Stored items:
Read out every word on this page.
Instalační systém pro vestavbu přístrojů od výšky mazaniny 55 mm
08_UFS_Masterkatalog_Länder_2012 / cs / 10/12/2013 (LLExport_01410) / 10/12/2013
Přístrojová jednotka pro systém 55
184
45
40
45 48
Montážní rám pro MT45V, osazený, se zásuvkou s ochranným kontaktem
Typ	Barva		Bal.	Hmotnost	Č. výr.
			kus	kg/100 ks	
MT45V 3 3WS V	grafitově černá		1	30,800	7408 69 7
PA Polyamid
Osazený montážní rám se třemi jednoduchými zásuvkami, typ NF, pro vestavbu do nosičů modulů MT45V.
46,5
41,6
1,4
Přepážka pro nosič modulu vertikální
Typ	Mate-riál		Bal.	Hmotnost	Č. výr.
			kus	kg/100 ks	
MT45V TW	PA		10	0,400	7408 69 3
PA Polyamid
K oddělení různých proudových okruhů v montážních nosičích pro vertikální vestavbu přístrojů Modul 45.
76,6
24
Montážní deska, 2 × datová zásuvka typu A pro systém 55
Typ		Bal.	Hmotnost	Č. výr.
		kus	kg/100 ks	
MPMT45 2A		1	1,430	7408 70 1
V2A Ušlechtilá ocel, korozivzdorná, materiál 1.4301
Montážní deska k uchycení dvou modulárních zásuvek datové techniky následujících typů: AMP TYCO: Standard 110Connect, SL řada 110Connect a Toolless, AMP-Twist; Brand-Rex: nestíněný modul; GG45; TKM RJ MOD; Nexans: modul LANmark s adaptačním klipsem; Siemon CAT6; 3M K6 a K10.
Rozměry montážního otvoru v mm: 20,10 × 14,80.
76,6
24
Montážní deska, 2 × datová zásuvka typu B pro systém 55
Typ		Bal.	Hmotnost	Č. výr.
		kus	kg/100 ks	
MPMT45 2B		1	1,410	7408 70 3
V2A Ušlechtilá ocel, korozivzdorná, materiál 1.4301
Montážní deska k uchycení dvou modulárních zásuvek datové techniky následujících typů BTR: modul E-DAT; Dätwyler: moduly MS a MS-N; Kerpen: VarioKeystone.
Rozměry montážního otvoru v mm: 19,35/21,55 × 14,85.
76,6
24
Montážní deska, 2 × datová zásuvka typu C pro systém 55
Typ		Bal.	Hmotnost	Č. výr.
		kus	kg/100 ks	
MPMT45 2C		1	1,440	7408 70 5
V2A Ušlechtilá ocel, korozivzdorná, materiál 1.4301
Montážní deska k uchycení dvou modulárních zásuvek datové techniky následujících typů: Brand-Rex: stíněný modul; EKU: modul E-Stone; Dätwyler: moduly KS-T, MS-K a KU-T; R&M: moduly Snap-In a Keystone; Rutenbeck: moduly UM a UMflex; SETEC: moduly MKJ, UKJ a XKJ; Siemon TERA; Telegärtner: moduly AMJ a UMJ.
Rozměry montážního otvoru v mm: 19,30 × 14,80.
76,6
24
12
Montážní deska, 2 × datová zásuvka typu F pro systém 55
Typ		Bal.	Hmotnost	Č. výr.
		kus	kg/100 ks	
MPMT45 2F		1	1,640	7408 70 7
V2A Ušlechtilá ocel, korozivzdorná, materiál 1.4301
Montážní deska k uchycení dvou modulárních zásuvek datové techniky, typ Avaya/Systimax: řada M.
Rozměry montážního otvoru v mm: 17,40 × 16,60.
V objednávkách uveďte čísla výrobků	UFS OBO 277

## Set task
Check each line of the records above for "vertikální", and copy those that have it.

## Answer to this task
Přepážka pro nosič modulu vertikální
K oddělení různých proudových okruhů v montážních nosičích pro vertikální vestavbu přístrojů Modul 45.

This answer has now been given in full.